EXTRACTED RECORDS:

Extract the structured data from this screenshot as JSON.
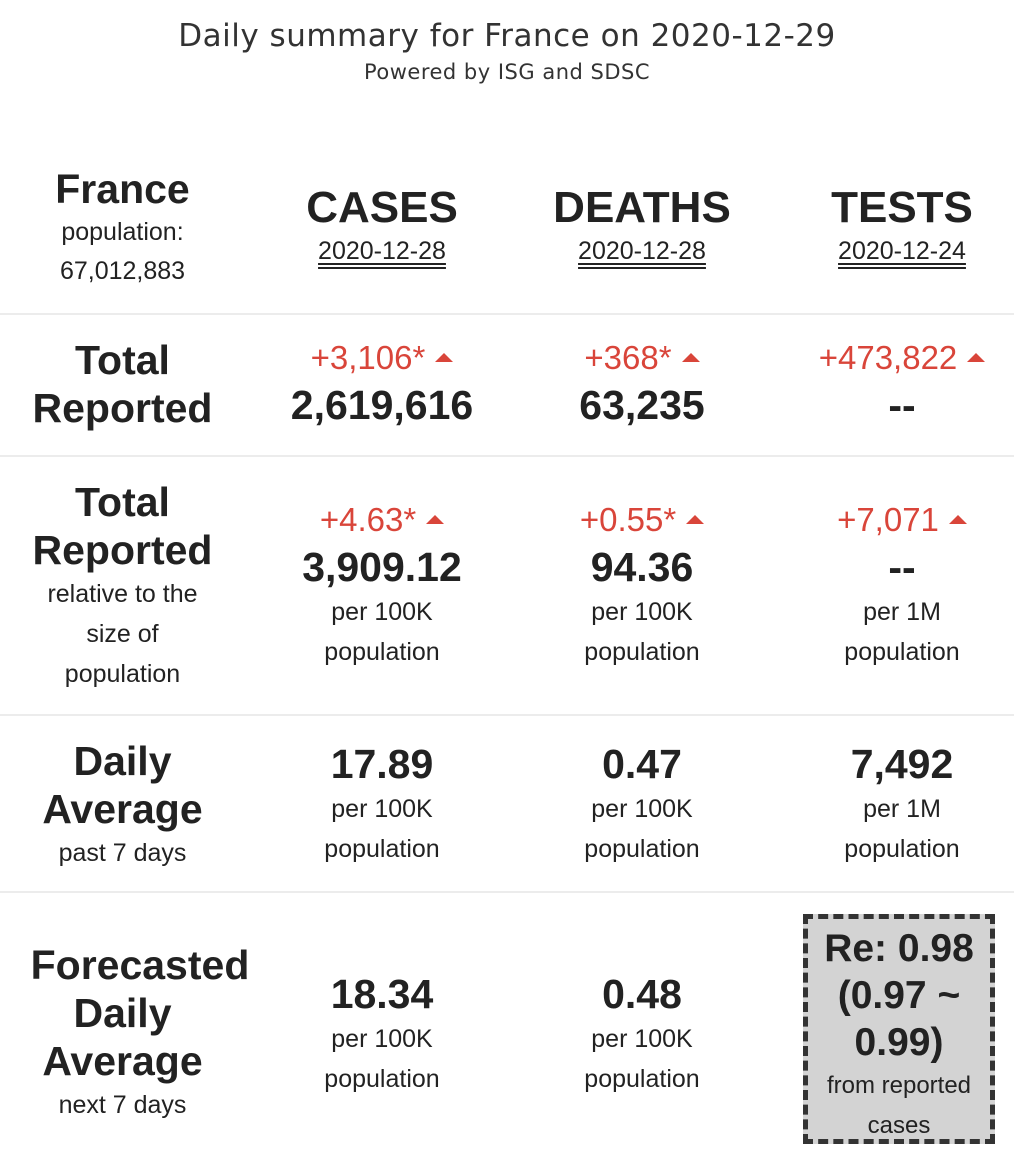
{
  "header": {
    "title": "Daily summary for France on 2020-12-29",
    "subtitle": "Powered by ISG and SDSC"
  },
  "country": {
    "name": "France",
    "population_label": "population:",
    "population": "67,012,883"
  },
  "columns": [
    {
      "title": "CASES",
      "date": "2020-12-28"
    },
    {
      "title": "DEATHS",
      "date": "2020-12-28"
    },
    {
      "title": "TESTS",
      "date": "2020-12-24"
    }
  ],
  "rows": {
    "total_reported": {
      "label_line1": "Total",
      "label_line2": "Reported",
      "cases": {
        "delta": "+3,106*",
        "value": "2,619,616"
      },
      "deaths": {
        "delta": "+368*",
        "value": "63,235"
      },
      "tests": {
        "delta": "+473,822",
        "value": "--"
      }
    },
    "relative": {
      "label_line1": "Total",
      "label_line2": "Reported",
      "sub_line1": "relative to the",
      "sub_line2": "size of",
      "sub_line3": "population",
      "cases": {
        "delta": "+4.63*",
        "value": "3,909.12",
        "unit1": "per 100K",
        "unit2": "population"
      },
      "deaths": {
        "delta": "+0.55*",
        "value": "94.36",
        "unit1": "per 100K",
        "unit2": "population"
      },
      "tests": {
        "delta": "+7,071",
        "value": "--",
        "unit1": "per 1M",
        "unit2": "population"
      }
    },
    "daily_average": {
      "label_line1": "Daily",
      "label_line2": "Average",
      "sub": "past 7 days",
      "cases": {
        "value": "17.89",
        "unit1": "per 100K",
        "unit2": "population"
      },
      "deaths": {
        "value": "0.47",
        "unit1": "per 100K",
        "unit2": "population"
      },
      "tests": {
        "value": "7,492",
        "unit1": "per 1M",
        "unit2": "population"
      }
    },
    "forecast": {
      "label_line1": "Forecasted",
      "label_line2": "Daily",
      "label_line3": "Average",
      "sub": "next 7 days",
      "cases": {
        "value": "18.34",
        "unit1": "per 100K",
        "unit2": "population"
      },
      "deaths": {
        "value": "0.48",
        "unit1": "per 100K",
        "unit2": "population"
      },
      "re": {
        "line1": "Re: 0.98",
        "line2": "(0.97 ~",
        "line3": "0.99)",
        "sub1": "from reported",
        "sub2": "cases"
      }
    }
  },
  "colors": {
    "delta": "#d9453a",
    "text": "#222222",
    "re_box_bg": "#d3d3d3"
  },
  "icons": {
    "increase": "triangle-up-icon"
  }
}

EXERCISE DETAILS: Search the data for "delta". Copy every matching line.

RESULT OF THIS EXERCISE:
        "delta": "+3,106*",
        "delta": "+368*",
        "delta": "+473,822",
        "delta": "+4.63*",
        "delta": "+0.55*",
        "delta": "+7,071",
    "delta": "#d9453a",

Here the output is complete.